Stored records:

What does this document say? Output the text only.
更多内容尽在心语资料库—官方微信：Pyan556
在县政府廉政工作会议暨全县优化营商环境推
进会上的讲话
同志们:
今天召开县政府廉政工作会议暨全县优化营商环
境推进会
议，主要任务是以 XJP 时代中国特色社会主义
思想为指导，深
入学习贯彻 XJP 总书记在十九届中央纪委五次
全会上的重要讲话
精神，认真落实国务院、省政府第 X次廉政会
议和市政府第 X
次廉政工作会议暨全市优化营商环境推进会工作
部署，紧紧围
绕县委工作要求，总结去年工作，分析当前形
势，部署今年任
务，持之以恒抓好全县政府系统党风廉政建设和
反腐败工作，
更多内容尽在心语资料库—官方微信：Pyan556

--

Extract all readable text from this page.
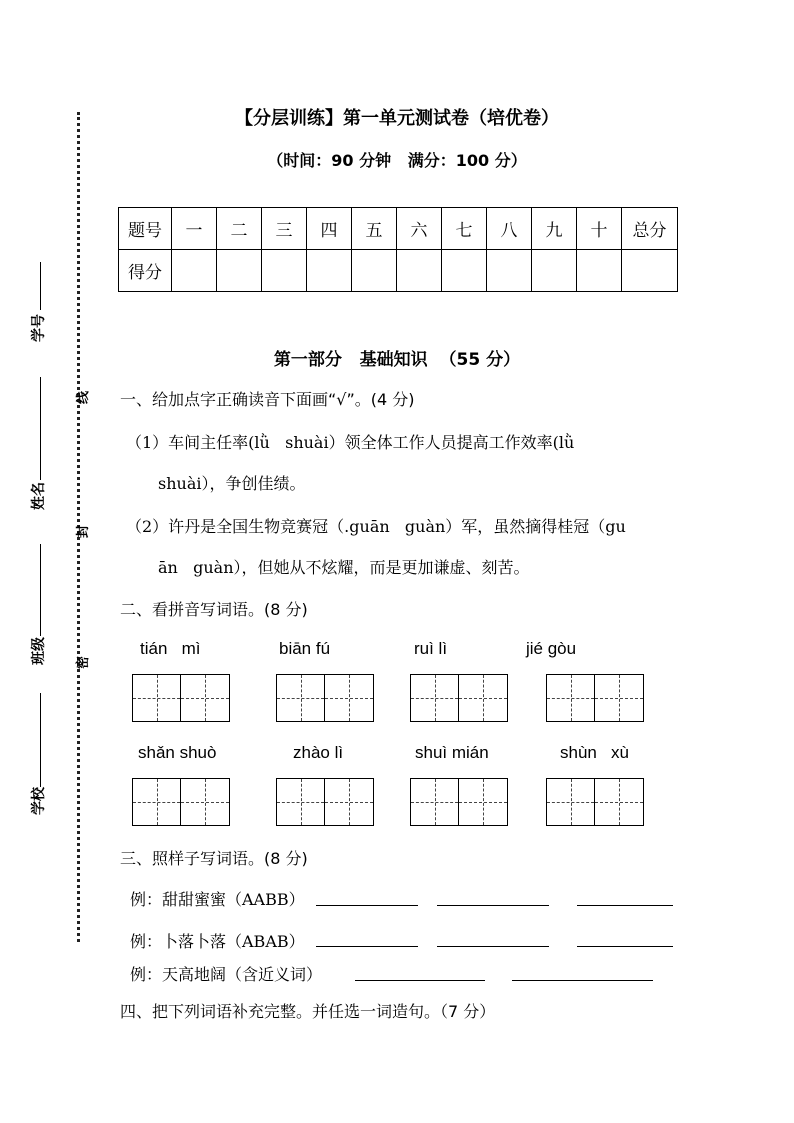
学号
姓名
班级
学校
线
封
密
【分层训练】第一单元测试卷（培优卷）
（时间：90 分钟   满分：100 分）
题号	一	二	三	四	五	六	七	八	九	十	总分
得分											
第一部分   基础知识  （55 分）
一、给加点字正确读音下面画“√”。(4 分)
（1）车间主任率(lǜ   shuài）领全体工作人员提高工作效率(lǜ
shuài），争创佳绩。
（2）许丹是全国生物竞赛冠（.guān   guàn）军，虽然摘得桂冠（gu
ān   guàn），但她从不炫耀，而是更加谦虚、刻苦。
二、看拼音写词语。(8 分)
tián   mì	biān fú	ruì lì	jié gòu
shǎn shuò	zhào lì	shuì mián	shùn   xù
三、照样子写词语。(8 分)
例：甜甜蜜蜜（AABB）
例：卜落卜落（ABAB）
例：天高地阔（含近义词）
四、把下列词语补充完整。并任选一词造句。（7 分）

Problem description: Show the lines from the data above that contain the string "this".

Full solution:
What does this document say? Output the text only.
Extract all readable text from this page.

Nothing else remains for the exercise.